TASK DIRECTIONS ::
Please pull out every line of all the rows below without changing them, and leave the pictures out of your answer.

Labeled box records ::
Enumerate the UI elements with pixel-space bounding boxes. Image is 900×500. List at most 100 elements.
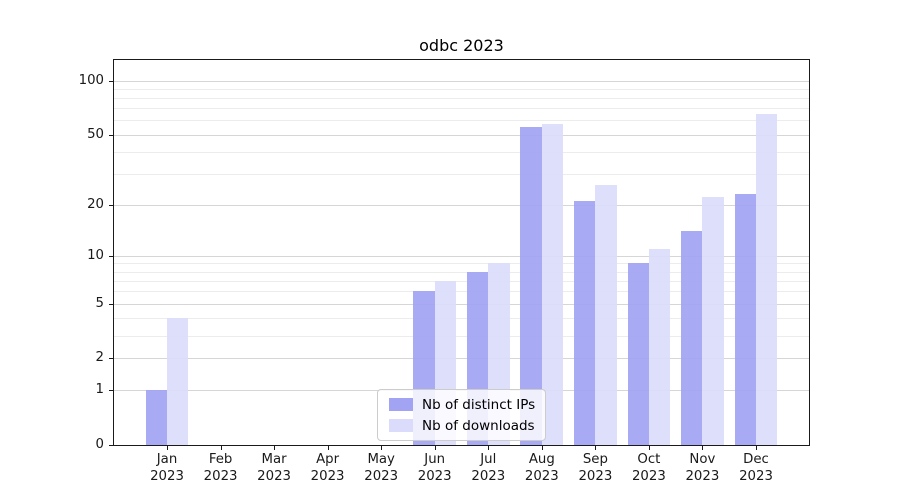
x-tick-year: 2023 xyxy=(150,468,184,484)
minor-gridline xyxy=(114,98,809,99)
y-tick-mark xyxy=(109,134,113,136)
minor-gridline xyxy=(114,108,809,110)
x-tick-label: Jan 2023 xyxy=(135,452,199,485)
minor-gridline xyxy=(114,271,809,273)
y-tick-mark xyxy=(109,255,113,257)
x-tick-month: Aug xyxy=(528,452,555,467)
x-tick-mark xyxy=(220,446,222,450)
bar-downloads-oct xyxy=(648,248,671,445)
x-tick-label: Nov 2023 xyxy=(670,452,734,485)
y-tick-mark xyxy=(109,204,113,206)
y-tick-mark xyxy=(109,358,113,360)
x-tick-label: Aug 2023 xyxy=(510,452,574,485)
x-tick-mark xyxy=(167,446,168,450)
x-tick-month: Jan xyxy=(156,452,178,467)
y-tick-label: 2 xyxy=(95,350,104,366)
minor-gridline xyxy=(114,263,809,265)
y-tick-mark xyxy=(109,390,113,392)
minor-gridline xyxy=(114,335,809,337)
x-tick-mark xyxy=(756,446,757,450)
x-tick-month: Apr xyxy=(316,452,340,467)
bar-downloads-nov xyxy=(702,197,724,445)
major-gridline xyxy=(114,358,809,360)
x-tick-label: Mar 2023 xyxy=(242,452,306,485)
bar-downloads-jan xyxy=(167,317,189,445)
chart-title: odbc 2023 xyxy=(419,36,504,55)
major-gridline xyxy=(114,134,809,136)
legend-swatch-distinct-ips xyxy=(389,398,413,411)
y-tick-label: 1 xyxy=(95,382,104,398)
x-tick-month: May xyxy=(367,452,395,467)
x-tick-month: Jul xyxy=(480,452,497,467)
x-tick-label: Jun 2023 xyxy=(403,452,467,485)
x-tick-year: 2023 xyxy=(257,468,292,484)
x-tick-year: 2023 xyxy=(417,468,452,484)
bar-distinct-ips-sep xyxy=(573,200,596,445)
bar-distinct-ips-oct xyxy=(627,263,649,445)
bar-downloads-sep xyxy=(595,184,617,445)
x-tick-mark xyxy=(327,446,329,450)
x-tick-mark xyxy=(648,446,650,450)
bar-downloads-dec xyxy=(756,114,778,445)
x-tick-month: Mar xyxy=(261,452,287,467)
plot-area xyxy=(113,59,810,446)
x-tick-month: Sep xyxy=(582,452,608,467)
y-tick-label: 0 xyxy=(95,437,104,452)
minor-gridline xyxy=(114,280,809,282)
x-tick-year: 2023 xyxy=(578,468,613,484)
x-tick-mark xyxy=(541,446,543,450)
x-tick-label: Dec 2023 xyxy=(724,452,788,485)
x-tick-year: 2023 xyxy=(631,468,666,484)
legend-item-downloads: Nb of downloads xyxy=(389,418,545,434)
y-tick-mark xyxy=(109,445,113,446)
legend: Nb of distinct IPs Nb of downloads xyxy=(377,389,546,441)
x-tick-mark xyxy=(274,446,276,450)
x-tick-year: 2023 xyxy=(203,468,238,484)
x-tick-month: Jun xyxy=(424,452,446,467)
minor-gridline xyxy=(114,173,809,175)
legend-item-distinct-ips: Nb of distinct IPs xyxy=(389,397,545,413)
major-gridline xyxy=(114,303,809,305)
x-tick-mark xyxy=(702,446,704,450)
bar-downloads-aug xyxy=(541,124,564,445)
x-tick-mark xyxy=(381,446,383,450)
x-tick-label: Oct 2023 xyxy=(617,452,681,485)
y-tick-mark xyxy=(109,303,113,305)
major-gridline xyxy=(114,80,809,82)
y-tick-label: 50 xyxy=(87,126,104,142)
x-tick-mark xyxy=(434,446,436,450)
x-tick-label: Jul 2023 xyxy=(456,452,520,485)
y-tick-label: 20 xyxy=(87,196,104,212)
legend-label-distinct-ips: Nb of distinct IPs xyxy=(422,396,536,413)
y-tick-label: 5 xyxy=(95,295,104,311)
y-tick-mark xyxy=(109,80,113,82)
legend-swatch-downloads xyxy=(389,419,413,432)
x-tick-year: 2023 xyxy=(310,468,345,484)
x-tick-month: Dec xyxy=(743,452,769,467)
major-gridline xyxy=(114,255,809,257)
x-tick-year: 2023 xyxy=(739,468,773,484)
x-tick-label: May 2023 xyxy=(349,452,413,485)
minor-gridline xyxy=(114,317,809,319)
x-tick-label: Sep 2023 xyxy=(563,452,627,485)
bar-distinct-ips-dec xyxy=(734,194,756,445)
x-tick-mark xyxy=(488,446,490,450)
x-tick-label: Feb 2023 xyxy=(189,452,253,485)
x-tick-month: Nov xyxy=(689,452,716,467)
x-tick-year: 2023 xyxy=(364,468,399,484)
y-tick-label: 100 xyxy=(78,72,104,88)
x-tick-mark xyxy=(595,446,597,450)
x-tick-year: 2023 xyxy=(524,468,559,484)
x-tick-month: Feb xyxy=(208,452,233,467)
x-tick-label: Apr 2023 xyxy=(296,452,360,485)
bar-distinct-ips-jan xyxy=(145,390,167,445)
minor-gridline xyxy=(114,120,809,122)
minor-gridline xyxy=(114,291,809,293)
bar-distinct-ips-aug xyxy=(520,127,542,445)
x-tick-year: 2023 xyxy=(685,468,720,484)
minor-gridline xyxy=(114,88,809,90)
y-tick-label: 10 xyxy=(87,247,104,263)
x-tick-month: Oct xyxy=(637,452,661,467)
x-tick-year: 2023 xyxy=(471,468,506,484)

REPLY ::
Enumerate the UI elements with pixel-space bounding boxes. Image is 900×500. List at most 100 elements.
x-tick-year: 2023 xyxy=(150,468,184,484)
minor-gridline xyxy=(114,98,809,99)
y-tick-mark xyxy=(109,134,113,136)
minor-gridline xyxy=(114,108,809,110)
x-tick-label: Jan 2023 xyxy=(135,452,199,485)
minor-gridline xyxy=(114,271,809,273)
y-tick-mark xyxy=(109,255,113,257)
x-tick-month: Aug xyxy=(528,452,555,467)
x-tick-mark xyxy=(220,446,222,450)
bar-downloads-oct xyxy=(648,248,671,445)
x-tick-label: Nov 2023 xyxy=(670,452,734,485)
y-tick-mark xyxy=(109,204,113,206)
y-tick-mark xyxy=(109,358,113,360)
x-tick-label: Aug 2023 xyxy=(510,452,574,485)
x-tick-mark xyxy=(167,446,168,450)
x-tick-month: Jan xyxy=(156,452,178,467)
y-tick-label: 2 xyxy=(95,350,104,366)
minor-gridline xyxy=(114,263,809,265)
y-tick-mark xyxy=(109,390,113,392)
minor-gridline xyxy=(114,335,809,337)
x-tick-mark xyxy=(756,446,757,450)
x-tick-month: Apr xyxy=(316,452,340,467)
bar-downloads-nov xyxy=(702,197,724,445)
major-gridline xyxy=(114,358,809,360)
x-tick-label: Mar 2023 xyxy=(242,452,306,485)
bar-downloads-jan xyxy=(167,317,189,445)
chart-title: odbc 2023 xyxy=(419,36,504,55)
major-gridline xyxy=(114,134,809,136)
legend-swatch-distinct-ips xyxy=(389,398,413,411)
y-tick-label: 1 xyxy=(95,382,104,398)
x-tick-month: May xyxy=(367,452,395,467)
x-tick-month: Jul xyxy=(480,452,497,467)
x-tick-label: Jun 2023 xyxy=(403,452,467,485)
x-tick-year: 2023 xyxy=(257,468,292,484)
x-tick-year: 2023 xyxy=(417,468,452,484)
bar-distinct-ips-sep xyxy=(573,200,596,445)
bar-distinct-ips-oct xyxy=(627,263,649,445)
bar-downloads-sep xyxy=(595,184,617,445)
x-tick-mark xyxy=(327,446,329,450)
x-tick-mark xyxy=(648,446,650,450)
bar-downloads-dec xyxy=(756,114,778,445)
x-tick-month: Mar xyxy=(261,452,287,467)
plot-area xyxy=(113,59,810,446)
x-tick-month: Sep xyxy=(582,452,608,467)
y-tick-label: 0 xyxy=(95,437,104,452)
minor-gridline xyxy=(114,280,809,282)
x-tick-year: 2023 xyxy=(578,468,613,484)
x-tick-mark xyxy=(541,446,543,450)
x-tick-label: Dec 2023 xyxy=(724,452,788,485)
x-tick-year: 2023 xyxy=(631,468,666,484)
legend-item-downloads: Nb of downloads xyxy=(389,418,545,434)
y-tick-mark xyxy=(109,445,113,446)
legend: Nb of distinct IPs Nb of downloads xyxy=(377,389,546,441)
x-tick-mark xyxy=(274,446,276,450)
x-tick-year: 2023 xyxy=(203,468,238,484)
x-tick-month: Jun xyxy=(424,452,446,467)
minor-gridline xyxy=(114,173,809,175)
legend-item-distinct-ips: Nb of distinct IPs xyxy=(389,397,545,413)
major-gridline xyxy=(114,303,809,305)
x-tick-mark xyxy=(702,446,704,450)
bar-downloads-aug xyxy=(541,124,564,445)
x-tick-mark xyxy=(381,446,383,450)
x-tick-label: Oct 2023 xyxy=(617,452,681,485)
y-tick-mark xyxy=(109,303,113,305)
major-gridline xyxy=(114,80,809,82)
y-tick-label: 50 xyxy=(87,126,104,142)
x-tick-mark xyxy=(434,446,436,450)
x-tick-label: Jul 2023 xyxy=(456,452,520,485)
y-tick-label: 20 xyxy=(87,196,104,212)
legend-label-distinct-ips: Nb of distinct IPs xyxy=(422,396,536,413)
y-tick-label: 5 xyxy=(95,295,104,311)
y-tick-mark xyxy=(109,80,113,82)
legend-swatch-downloads xyxy=(389,419,413,432)
x-tick-year: 2023 xyxy=(310,468,345,484)
x-tick-month: Dec xyxy=(743,452,769,467)
major-gridline xyxy=(114,255,809,257)
x-tick-year: 2023 xyxy=(739,468,773,484)
x-tick-label: May 2023 xyxy=(349,452,413,485)
minor-gridline xyxy=(114,317,809,319)
x-tick-label: Sep 2023 xyxy=(563,452,627,485)
bar-distinct-ips-dec xyxy=(734,194,756,445)
x-tick-mark xyxy=(488,446,490,450)
x-tick-label: Feb 2023 xyxy=(189,452,253,485)
x-tick-month: Nov xyxy=(689,452,716,467)
x-tick-year: 2023 xyxy=(364,468,399,484)
y-tick-label: 100 xyxy=(78,72,104,88)
x-tick-mark xyxy=(595,446,597,450)
x-tick-year: 2023 xyxy=(524,468,559,484)
x-tick-month: Feb xyxy=(208,452,233,467)
x-tick-label: Apr 2023 xyxy=(296,452,360,485)
bar-distinct-ips-jan xyxy=(145,390,167,445)
minor-gridline xyxy=(114,120,809,122)
minor-gridline xyxy=(114,291,809,293)
bar-distinct-ips-aug xyxy=(520,127,542,445)
x-tick-year: 2023 xyxy=(685,468,720,484)
minor-gridline xyxy=(114,88,809,90)
y-tick-label: 10 xyxy=(87,247,104,263)
x-tick-month: Oct xyxy=(637,452,661,467)
x-tick-year: 2023 xyxy=(471,468,506,484)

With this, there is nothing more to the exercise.